** BEGIN Material shown **

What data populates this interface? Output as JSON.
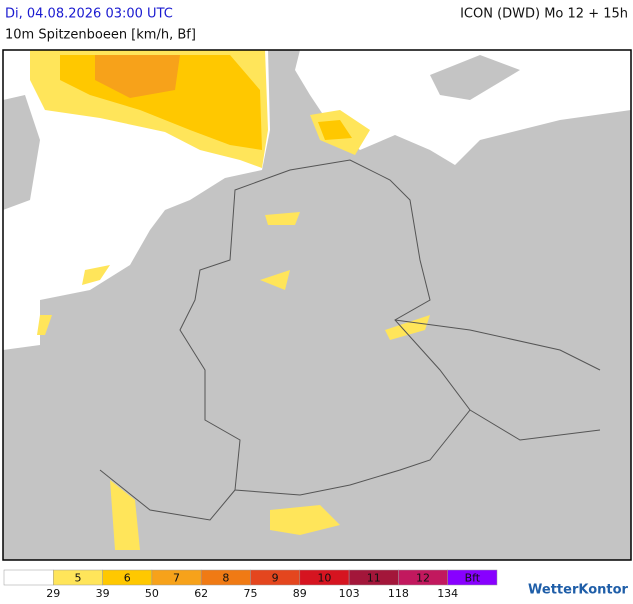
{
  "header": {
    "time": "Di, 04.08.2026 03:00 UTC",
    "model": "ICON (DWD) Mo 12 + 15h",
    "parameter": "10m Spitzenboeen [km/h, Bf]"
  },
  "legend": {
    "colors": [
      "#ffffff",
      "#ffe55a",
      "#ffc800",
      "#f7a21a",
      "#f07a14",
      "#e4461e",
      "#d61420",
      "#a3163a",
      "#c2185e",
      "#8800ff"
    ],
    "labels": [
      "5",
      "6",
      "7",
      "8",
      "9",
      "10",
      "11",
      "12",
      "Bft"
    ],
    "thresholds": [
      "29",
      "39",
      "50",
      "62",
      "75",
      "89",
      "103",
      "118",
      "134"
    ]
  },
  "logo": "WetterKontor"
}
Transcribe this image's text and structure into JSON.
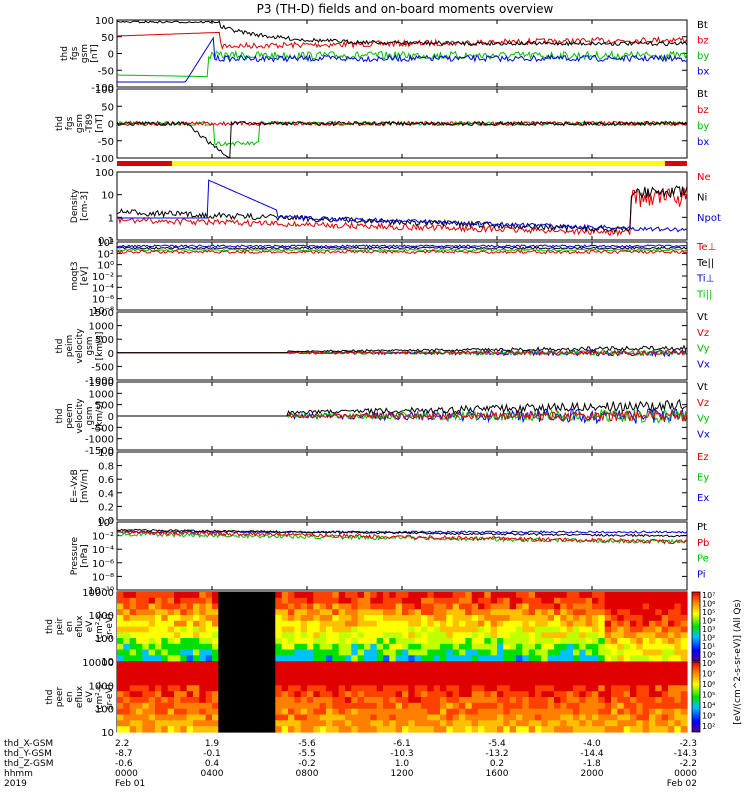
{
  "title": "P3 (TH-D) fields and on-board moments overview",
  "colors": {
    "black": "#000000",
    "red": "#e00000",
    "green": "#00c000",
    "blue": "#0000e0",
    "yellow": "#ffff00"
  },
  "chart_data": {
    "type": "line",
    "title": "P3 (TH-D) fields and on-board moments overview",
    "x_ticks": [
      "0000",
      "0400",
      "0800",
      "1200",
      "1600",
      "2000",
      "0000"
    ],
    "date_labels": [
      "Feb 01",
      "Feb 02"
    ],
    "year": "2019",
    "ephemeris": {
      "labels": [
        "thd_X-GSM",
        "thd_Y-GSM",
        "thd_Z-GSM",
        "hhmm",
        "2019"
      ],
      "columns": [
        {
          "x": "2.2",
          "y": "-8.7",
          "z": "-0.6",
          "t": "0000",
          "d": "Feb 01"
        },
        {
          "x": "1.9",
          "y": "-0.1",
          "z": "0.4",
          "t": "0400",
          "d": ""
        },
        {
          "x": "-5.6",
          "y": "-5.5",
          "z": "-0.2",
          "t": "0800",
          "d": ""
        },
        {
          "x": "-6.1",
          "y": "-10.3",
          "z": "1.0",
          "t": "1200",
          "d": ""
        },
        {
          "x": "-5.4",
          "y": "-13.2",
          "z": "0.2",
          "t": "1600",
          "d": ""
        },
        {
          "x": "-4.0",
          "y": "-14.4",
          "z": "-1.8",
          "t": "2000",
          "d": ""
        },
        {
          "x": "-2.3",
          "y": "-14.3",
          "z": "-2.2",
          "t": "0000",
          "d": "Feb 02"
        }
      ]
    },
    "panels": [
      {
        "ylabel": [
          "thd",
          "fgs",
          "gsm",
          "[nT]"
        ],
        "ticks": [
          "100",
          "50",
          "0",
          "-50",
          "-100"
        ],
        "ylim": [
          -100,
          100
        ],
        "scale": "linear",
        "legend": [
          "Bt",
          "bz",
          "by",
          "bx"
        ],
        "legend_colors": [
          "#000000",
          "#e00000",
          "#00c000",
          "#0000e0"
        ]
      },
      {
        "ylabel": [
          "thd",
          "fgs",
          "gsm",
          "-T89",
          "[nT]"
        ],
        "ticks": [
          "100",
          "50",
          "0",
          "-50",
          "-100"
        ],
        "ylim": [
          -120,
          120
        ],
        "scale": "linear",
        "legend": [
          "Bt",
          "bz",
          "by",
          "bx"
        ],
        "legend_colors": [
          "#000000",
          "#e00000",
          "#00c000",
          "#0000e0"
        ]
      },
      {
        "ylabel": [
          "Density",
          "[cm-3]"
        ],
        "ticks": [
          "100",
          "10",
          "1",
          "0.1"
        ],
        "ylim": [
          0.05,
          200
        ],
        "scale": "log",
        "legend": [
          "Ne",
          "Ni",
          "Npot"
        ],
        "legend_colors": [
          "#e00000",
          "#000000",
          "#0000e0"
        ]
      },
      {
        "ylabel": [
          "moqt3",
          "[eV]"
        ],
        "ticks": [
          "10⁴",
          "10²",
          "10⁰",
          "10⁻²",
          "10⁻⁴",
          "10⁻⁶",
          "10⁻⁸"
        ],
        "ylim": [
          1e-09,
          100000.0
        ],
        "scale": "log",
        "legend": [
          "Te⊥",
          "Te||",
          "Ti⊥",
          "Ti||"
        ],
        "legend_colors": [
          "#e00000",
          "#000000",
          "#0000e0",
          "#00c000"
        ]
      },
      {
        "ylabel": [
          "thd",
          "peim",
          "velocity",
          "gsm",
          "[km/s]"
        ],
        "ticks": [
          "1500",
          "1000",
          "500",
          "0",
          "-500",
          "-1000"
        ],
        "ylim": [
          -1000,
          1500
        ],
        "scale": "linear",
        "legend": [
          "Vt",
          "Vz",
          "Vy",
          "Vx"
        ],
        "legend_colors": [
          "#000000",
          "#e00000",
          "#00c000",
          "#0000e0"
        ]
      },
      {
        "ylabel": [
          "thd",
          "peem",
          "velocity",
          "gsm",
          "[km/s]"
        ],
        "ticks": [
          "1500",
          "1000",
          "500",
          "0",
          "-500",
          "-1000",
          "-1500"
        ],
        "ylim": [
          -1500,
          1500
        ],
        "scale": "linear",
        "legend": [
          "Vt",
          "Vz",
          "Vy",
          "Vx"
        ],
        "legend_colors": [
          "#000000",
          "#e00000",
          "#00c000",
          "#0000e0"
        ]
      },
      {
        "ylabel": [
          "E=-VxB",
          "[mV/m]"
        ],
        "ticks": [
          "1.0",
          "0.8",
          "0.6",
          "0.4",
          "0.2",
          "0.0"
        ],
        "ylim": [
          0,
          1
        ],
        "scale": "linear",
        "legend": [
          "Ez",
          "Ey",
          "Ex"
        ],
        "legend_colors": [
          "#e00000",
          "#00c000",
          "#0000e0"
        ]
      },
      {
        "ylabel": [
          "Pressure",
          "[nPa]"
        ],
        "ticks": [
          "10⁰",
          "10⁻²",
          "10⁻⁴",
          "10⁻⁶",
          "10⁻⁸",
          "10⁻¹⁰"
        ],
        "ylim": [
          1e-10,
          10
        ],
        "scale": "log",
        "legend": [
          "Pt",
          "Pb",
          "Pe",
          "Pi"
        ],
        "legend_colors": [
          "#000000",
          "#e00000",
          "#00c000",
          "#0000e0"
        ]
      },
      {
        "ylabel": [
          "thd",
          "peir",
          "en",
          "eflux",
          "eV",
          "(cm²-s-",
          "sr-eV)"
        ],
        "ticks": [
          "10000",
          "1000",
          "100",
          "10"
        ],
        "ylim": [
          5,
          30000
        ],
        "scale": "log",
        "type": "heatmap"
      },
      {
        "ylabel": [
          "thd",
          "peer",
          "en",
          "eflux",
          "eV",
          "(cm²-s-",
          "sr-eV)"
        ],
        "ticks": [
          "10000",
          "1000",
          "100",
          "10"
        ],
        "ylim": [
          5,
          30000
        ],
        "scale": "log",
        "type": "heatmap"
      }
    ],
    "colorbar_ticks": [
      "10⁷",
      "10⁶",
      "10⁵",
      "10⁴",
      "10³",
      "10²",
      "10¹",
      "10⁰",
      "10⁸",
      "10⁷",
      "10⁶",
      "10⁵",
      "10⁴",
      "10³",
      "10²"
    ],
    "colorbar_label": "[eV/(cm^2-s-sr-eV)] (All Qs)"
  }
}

** END Material shown **
** BEGIN Material shown **

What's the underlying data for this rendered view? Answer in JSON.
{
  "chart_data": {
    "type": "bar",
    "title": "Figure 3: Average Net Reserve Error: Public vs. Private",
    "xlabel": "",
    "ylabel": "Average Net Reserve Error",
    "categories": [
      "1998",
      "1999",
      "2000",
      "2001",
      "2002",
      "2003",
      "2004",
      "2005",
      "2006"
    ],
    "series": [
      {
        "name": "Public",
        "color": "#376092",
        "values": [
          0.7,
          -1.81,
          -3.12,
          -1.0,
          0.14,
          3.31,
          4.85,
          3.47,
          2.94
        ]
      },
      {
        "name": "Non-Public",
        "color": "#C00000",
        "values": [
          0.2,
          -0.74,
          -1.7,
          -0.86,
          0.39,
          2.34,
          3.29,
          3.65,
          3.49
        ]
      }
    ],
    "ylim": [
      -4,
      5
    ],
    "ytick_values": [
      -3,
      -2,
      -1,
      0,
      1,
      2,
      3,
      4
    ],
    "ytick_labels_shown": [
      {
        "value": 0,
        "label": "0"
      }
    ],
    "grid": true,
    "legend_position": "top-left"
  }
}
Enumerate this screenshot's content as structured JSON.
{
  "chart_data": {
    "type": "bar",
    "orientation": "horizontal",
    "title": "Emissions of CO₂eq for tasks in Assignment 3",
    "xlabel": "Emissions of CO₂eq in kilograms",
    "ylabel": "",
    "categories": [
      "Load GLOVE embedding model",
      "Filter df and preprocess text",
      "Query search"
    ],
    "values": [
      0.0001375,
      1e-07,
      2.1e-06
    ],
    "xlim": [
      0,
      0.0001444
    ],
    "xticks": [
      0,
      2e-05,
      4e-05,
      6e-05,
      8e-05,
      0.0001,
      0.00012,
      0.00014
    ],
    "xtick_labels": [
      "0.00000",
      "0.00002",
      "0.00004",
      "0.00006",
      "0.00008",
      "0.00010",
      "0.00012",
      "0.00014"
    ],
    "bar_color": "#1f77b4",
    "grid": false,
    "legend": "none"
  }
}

** END Material shown **
** BEGIN Material shown **

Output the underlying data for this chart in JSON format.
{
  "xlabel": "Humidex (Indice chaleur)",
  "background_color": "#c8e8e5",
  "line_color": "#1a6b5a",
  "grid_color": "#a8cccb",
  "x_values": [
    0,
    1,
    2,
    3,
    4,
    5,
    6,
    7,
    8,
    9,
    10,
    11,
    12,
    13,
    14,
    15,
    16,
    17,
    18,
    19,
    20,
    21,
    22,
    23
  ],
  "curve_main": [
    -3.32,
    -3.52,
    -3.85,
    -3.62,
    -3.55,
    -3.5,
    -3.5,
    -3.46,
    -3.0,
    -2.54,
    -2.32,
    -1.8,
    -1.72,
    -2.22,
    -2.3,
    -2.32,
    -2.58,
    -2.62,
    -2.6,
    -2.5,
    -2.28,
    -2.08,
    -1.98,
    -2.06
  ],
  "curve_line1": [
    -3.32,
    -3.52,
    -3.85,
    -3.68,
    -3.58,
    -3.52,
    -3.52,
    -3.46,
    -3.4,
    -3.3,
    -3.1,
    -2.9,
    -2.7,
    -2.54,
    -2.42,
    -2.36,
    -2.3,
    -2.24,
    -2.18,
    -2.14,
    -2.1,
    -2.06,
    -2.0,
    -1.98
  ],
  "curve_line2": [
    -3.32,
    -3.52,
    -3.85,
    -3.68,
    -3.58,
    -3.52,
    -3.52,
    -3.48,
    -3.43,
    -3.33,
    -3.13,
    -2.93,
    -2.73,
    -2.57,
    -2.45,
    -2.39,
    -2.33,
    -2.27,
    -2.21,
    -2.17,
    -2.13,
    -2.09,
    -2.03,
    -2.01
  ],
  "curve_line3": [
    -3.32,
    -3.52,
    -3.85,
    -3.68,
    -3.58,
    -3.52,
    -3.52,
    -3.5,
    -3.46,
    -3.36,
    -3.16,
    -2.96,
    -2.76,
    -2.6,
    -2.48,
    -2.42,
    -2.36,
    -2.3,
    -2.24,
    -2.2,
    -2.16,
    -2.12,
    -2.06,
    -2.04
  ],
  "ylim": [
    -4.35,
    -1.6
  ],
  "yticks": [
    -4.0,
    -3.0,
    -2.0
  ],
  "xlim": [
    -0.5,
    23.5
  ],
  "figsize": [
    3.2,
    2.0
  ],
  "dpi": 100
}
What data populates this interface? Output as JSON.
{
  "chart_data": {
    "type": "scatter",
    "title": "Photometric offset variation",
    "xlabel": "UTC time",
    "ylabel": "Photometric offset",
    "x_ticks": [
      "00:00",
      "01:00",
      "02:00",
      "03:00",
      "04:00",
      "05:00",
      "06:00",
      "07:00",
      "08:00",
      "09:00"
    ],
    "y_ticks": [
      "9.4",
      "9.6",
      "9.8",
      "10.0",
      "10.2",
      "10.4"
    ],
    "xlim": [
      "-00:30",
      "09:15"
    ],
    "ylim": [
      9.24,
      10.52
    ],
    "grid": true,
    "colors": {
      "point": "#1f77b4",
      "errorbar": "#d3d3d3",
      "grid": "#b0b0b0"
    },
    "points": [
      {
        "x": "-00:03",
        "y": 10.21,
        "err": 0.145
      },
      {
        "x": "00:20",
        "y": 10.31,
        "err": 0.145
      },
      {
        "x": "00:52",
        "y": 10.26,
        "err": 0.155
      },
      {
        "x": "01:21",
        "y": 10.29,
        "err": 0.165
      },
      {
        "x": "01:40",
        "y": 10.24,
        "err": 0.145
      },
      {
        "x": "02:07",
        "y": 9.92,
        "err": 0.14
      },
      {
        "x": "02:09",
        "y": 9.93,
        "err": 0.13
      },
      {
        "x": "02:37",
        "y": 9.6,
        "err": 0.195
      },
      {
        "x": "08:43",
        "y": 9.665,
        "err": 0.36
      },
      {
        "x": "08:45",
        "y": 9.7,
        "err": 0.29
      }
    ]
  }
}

** END Material shown **

◆ Given task
Working from the listing above, pick out every line that has "Emissions" and copy it.

◆ In response
    "title": "Emissions of CO₂eq for tasks in Assignment 3",
    "xlabel": "Emissions of CO₂eq in kilograms",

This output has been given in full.